> [WORK INSTRUCTIONS]: Copy down every line where the string "toàn" shows up.

> [ENTRIES SHOWN]:
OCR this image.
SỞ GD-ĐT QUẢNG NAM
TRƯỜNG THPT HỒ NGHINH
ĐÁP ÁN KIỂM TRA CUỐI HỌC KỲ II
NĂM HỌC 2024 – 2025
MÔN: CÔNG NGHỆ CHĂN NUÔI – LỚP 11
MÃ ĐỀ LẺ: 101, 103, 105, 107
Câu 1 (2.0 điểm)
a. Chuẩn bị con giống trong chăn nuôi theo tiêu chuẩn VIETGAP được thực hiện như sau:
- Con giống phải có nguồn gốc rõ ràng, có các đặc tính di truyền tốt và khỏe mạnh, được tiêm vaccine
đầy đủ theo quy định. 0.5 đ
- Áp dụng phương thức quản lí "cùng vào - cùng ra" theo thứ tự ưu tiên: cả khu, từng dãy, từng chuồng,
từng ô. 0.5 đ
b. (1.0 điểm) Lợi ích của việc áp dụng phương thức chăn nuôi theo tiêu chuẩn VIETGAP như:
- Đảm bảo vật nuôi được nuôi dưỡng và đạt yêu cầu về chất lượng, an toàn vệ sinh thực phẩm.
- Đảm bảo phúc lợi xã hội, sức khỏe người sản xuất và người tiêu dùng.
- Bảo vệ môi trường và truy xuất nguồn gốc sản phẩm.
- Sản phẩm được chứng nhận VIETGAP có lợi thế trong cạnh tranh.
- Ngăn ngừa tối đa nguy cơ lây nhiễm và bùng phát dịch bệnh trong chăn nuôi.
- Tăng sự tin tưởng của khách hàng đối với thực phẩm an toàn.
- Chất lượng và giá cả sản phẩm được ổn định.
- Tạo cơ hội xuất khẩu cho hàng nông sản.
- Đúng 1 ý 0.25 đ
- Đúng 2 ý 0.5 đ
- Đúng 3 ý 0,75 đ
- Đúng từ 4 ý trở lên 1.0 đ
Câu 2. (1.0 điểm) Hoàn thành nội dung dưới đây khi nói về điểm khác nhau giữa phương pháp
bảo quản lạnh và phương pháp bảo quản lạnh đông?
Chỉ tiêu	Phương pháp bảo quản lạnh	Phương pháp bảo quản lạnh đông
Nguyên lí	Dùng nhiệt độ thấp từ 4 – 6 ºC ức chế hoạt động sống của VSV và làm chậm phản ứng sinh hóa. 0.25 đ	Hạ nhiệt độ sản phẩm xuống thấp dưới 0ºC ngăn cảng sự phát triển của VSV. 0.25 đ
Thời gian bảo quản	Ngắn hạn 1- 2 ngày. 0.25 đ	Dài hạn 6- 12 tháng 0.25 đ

> [SOLUTION]:
- Đảm bảo vật nuôi được nuôi dưỡng và đạt yêu cầu về chất lượng, an toàn vệ sinh thực phẩm.
- Tăng sự tin tưởng của khách hàng đối với thực phẩm an toàn.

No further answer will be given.